━━ Data lines ━━

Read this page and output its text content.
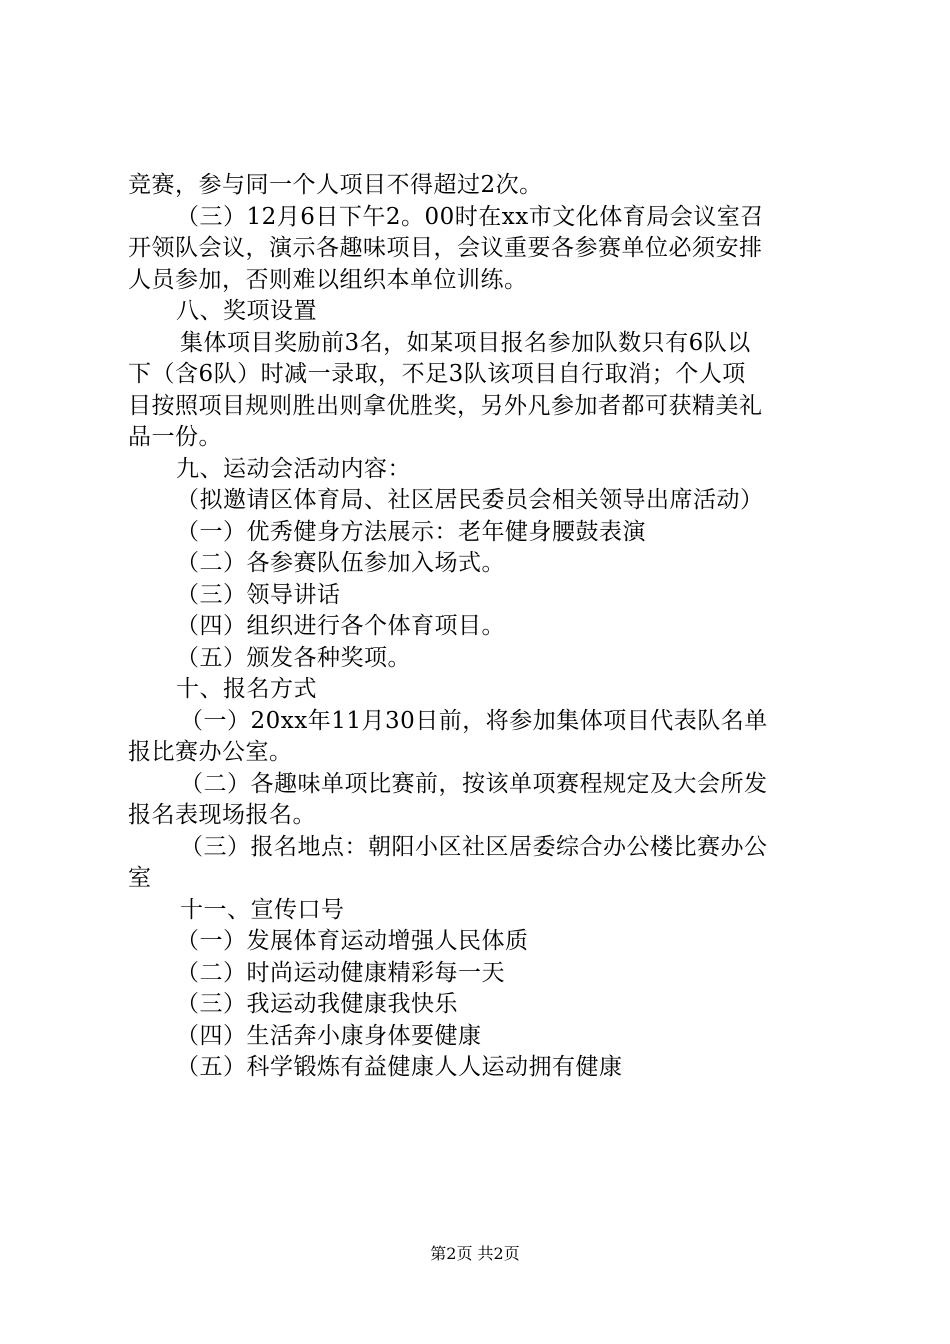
竞赛，参与同一个人项目不得超过2次。

（三）12月6日下午2。00时在xx市文化体育局会议室召

开领队会议，演示各趣味项目，会议重要各参赛单位必须安排

人员参加，否则难以组织本单位训练。

八、奖项设置

集体项目奖励前3名，如某项目报名参加队数只有6队以

下（含6队）时减一录取，不足3队该项目自行取消；个人项

目按照项目规则胜出则拿优胜奖，另外凡参加者都可获精美礼

品一份。

九、运动会活动内容：

（拟邀请区体育局、社区居民委员会相关领导出席活动）

（一）优秀健身方法展示：老年健身腰鼓表演

（二）各参赛队伍参加入场式。

（三）领导讲话

（四）组织进行各个体育项目。

（五）颁发各种奖项。

十、报名方式

（一）20xx年11月30日前，将参加集体项目代表队名单

报比赛办公室。

（二）各趣味单项比赛前，按该单项赛程规定及大会所发

报名表现场报名。

（三）报名地点：朝阳小区社区居委综合办公楼比赛办公

室

十一、宣传口号

（一）发展体育运动增强人民体质

（二）时尚运动健康精彩每一天

（三）我运动我健康我快乐

（四）生活奔小康身体要健康

（五）科学锻炼有益健康人人运动拥有健康

第2页 共2页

━━━

> Task details
Print the whole listing above once more, word for word, without its pictures.

> Exercise response
Read this page and output its text content.
竞赛，参与同一个人项目不得超过2次。

（三）12月6日下午2。00时在xx市文化体育局会议室召

开领队会议，演示各趣味项目，会议重要各参赛单位必须安排

人员参加，否则难以组织本单位训练。

八、奖项设置

集体项目奖励前3名，如某项目报名参加队数只有6队以

下（含6队）时减一录取，不足3队该项目自行取消；个人项

目按照项目规则胜出则拿优胜奖，另外凡参加者都可获精美礼

品一份。

九、运动会活动内容：

（拟邀请区体育局、社区居民委员会相关领导出席活动）

（一）优秀健身方法展示：老年健身腰鼓表演

（二）各参赛队伍参加入场式。

（三）领导讲话

（四）组织进行各个体育项目。

（五）颁发各种奖项。

十、报名方式

（一）20xx年11月30日前，将参加集体项目代表队名单

报比赛办公室。

（二）各趣味单项比赛前，按该单项赛程规定及大会所发

报名表现场报名。

（三）报名地点：朝阳小区社区居委综合办公楼比赛办公

室

十一、宣传口号

（一）发展体育运动增强人民体质

（二）时尚运动健康精彩每一天

（三）我运动我健康我快乐

（四）生活奔小康身体要健康

（五）科学锻炼有益健康人人运动拥有健康

第2页 共2页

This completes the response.